**Problem statement**
Please write the listing below out again exactly, leaving every picture behind.

##### Data to use #####

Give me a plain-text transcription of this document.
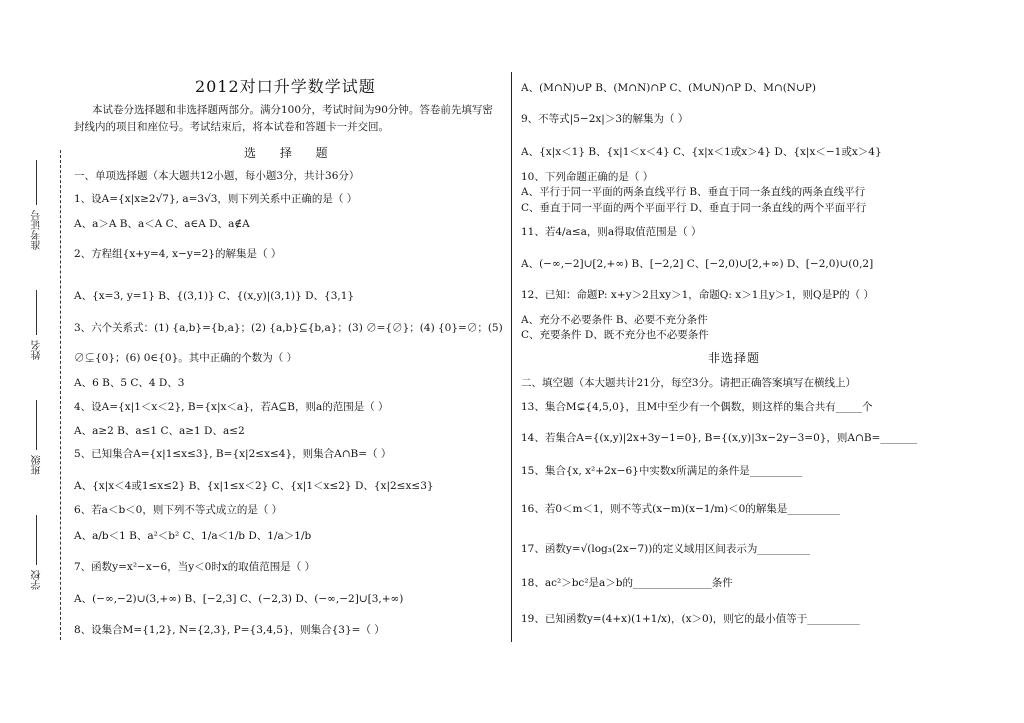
准考证号
姓名
班级
学校
2012对口升学数学试题
本试卷分选择题和非选择题两部分。满分100分，考试时间为90分钟。答卷前先填写密
封线内的项目和座位号。考试结束后，将本试卷和答题卡一并交回。
选 择 题
一、单项选择题（本大题共12小题，每小题3分，共计36分）
1、设A={x|x≥2√7}, a=3√3，则下列关系中正确的是（ ）
A、a＞A B、a＜A C、a∈A D、a∉A
2、方程组{x+y=4, x−y=2}的解集是（ ）
A、{x=3, y=1} B、{(3,1)} C、{(x,y)|(3,1)} D、{3,1}
3、六个关系式：(1) {a,b}={b,a}；(2) {a,b}⊆{b,a}；(3) ∅={∅}；(4) {0}=∅；(5)
∅⊊{0}；(6) 0∈{0}。其中正确的个数为（ ）
A、6 B、5 C、4 D、3
4、设A={x|1＜x＜2}, B={x|x＜a}，若A⊆B，则a的范围是（ ）
A、a≥2 B、a≤1 C、a≥1 D、a≤2
5、已知集合A={x|1≤x≤3}, B={x|2≤x≤4}，则集合A∩B=（ ）
A、{x|x＜4或1≤x≤2} B、{x|1≤x＜2} C、{x|1＜x≤2} D、{x|2≤x≤3}
6、若a＜b＜0，则下列不等式成立的是（ ）
A、a/b＜1 B、a²＜b² C、1/a＜1/b D、1/a＞1/b
7、函数y=x²−x−6，当y＜0时x的取值范围是（ ）
A、(−∞,−2)∪(3,+∞) B、[−2,3] C、(−2,3) D、(−∞,−2]∪[3,+∞)
8、设集合M={1,2}, N={2,3}, P={3,4,5}，则集合{3}=（ ）
A、(M∩N)∪P B、(M∩N)∩P C、(M∪N)∩P D、M∩(N∪P)
9、不等式|5−2x|＞3的解集为（ ）
A、{x|x＜1} B、{x|1＜x＜4} C、{x|x＜1或x＞4} D、{x|x＜−1或x＞4}
10、下列命题正确的是（ ）
A、平行于同一平面的两条直线平行 B、垂直于同一条直线的两条直线平行
C、垂直于同一平面的两个平面平行 D、垂直于同一条直线的两个平面平行
11、若4/a≤a，则a得取值范围是（ ）
A、(−∞,−2]∪[2,+∞) B、[−2,2] C、[−2,0)∪[2,+∞) D、[−2,0)∪(0,2]
12、已知：命题P: x+y＞2且xy＞1，命题Q: x＞1且y＞1，则Q是P的（ ）
A、充分不必要条件 B、必要不充分条件
C、充要条件 D、既不充分也不必要条件
非选择题
二、填空题（本大题共计21分，每空3分。请把正确答案填写在横线上）
13、集合M⊊{4,5,0}，且M中至少有一个偶数，则这样的集合共有_____个
14、若集合A={(x,y)|2x+3y−1=0}, B={(x,y)|3x−2y−3=0}，则A∩B=_______
15、集合{x, x²+2x−6}中实数x所满足的条件是__________
16、若0＜m＜1，则不等式(x−m)(x−1/m)＜0的解集是__________
17、函数y=√(log₃(2x−7))的定义域用区间表示为__________
18、ac²＞bc²是a＞b的_______________条件
19、已知函数y=(4+x)(1+1/x)，(x＞0)，则它的最小值等于__________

#####

**Response to the task**
Give me a plain-text transcription of this document.
准考证号
姓名
班级
学校
2012对口升学数学试题
本试卷分选择题和非选择题两部分。满分100分，考试时间为90分钟。答卷前先填写密
封线内的项目和座位号。考试结束后，将本试卷和答题卡一并交回。
选 择 题
一、单项选择题（本大题共12小题，每小题3分，共计36分）
1、设A={x|x≥2√7}, a=3√3，则下列关系中正确的是（ ）
A、a＞A B、a＜A C、a∈A D、a∉A
2、方程组{x+y=4, x−y=2}的解集是（ ）
A、{x=3, y=1} B、{(3,1)} C、{(x,y)|(3,1)} D、{3,1}
3、六个关系式：(1) {a,b}={b,a}；(2) {a,b}⊆{b,a}；(3) ∅={∅}；(4) {0}=∅；(5)
∅⊊{0}；(6) 0∈{0}。其中正确的个数为（ ）
A、6 B、5 C、4 D、3
4、设A={x|1＜x＜2}, B={x|x＜a}，若A⊆B，则a的范围是（ ）
A、a≥2 B、a≤1 C、a≥1 D、a≤2
5、已知集合A={x|1≤x≤3}, B={x|2≤x≤4}，则集合A∩B=（ ）
A、{x|x＜4或1≤x≤2} B、{x|1≤x＜2} C、{x|1＜x≤2} D、{x|2≤x≤3}
6、若a＜b＜0，则下列不等式成立的是（ ）
A、a/b＜1 B、a²＜b² C、1/a＜1/b D、1/a＞1/b
7、函数y=x²−x−6，当y＜0时x的取值范围是（ ）
A、(−∞,−2)∪(3,+∞) B、[−2,3] C、(−2,3) D、(−∞,−2]∪[3,+∞)
8、设集合M={1,2}, N={2,3}, P={3,4,5}，则集合{3}=（ ）
A、(M∩N)∪P B、(M∩N)∩P C、(M∪N)∩P D、M∩(N∪P)
9、不等式|5−2x|＞3的解集为（ ）
A、{x|x＜1} B、{x|1＜x＜4} C、{x|x＜1或x＞4} D、{x|x＜−1或x＞4}
10、下列命题正确的是（ ）
A、平行于同一平面的两条直线平行 B、垂直于同一条直线的两条直线平行
C、垂直于同一平面的两个平面平行 D、垂直于同一条直线的两个平面平行
11、若4/a≤a，则a得取值范围是（ ）
A、(−∞,−2]∪[2,+∞) B、[−2,2] C、[−2,0)∪[2,+∞) D、[−2,0)∪(0,2]
12、已知：命题P: x+y＞2且xy＞1，命题Q: x＞1且y＞1，则Q是P的（ ）
A、充分不必要条件 B、必要不充分条件
C、充要条件 D、既不充分也不必要条件
非选择题
二、填空题（本大题共计21分，每空3分。请把正确答案填写在横线上）
13、集合M⊊{4,5,0}，且M中至少有一个偶数，则这样的集合共有_____个
14、若集合A={(x,y)|2x+3y−1=0}, B={(x,y)|3x−2y−3=0}，则A∩B=_______
15、集合{x, x²+2x−6}中实数x所满足的条件是__________
16、若0＜m＜1，则不等式(x−m)(x−1/m)＜0的解集是__________
17、函数y=√(log₃(2x−7))的定义域用区间表示为__________
18、ac²＞bc²是a＞b的_______________条件
19、已知函数y=(4+x)(1+1/x)，(x＞0)，则它的最小值等于__________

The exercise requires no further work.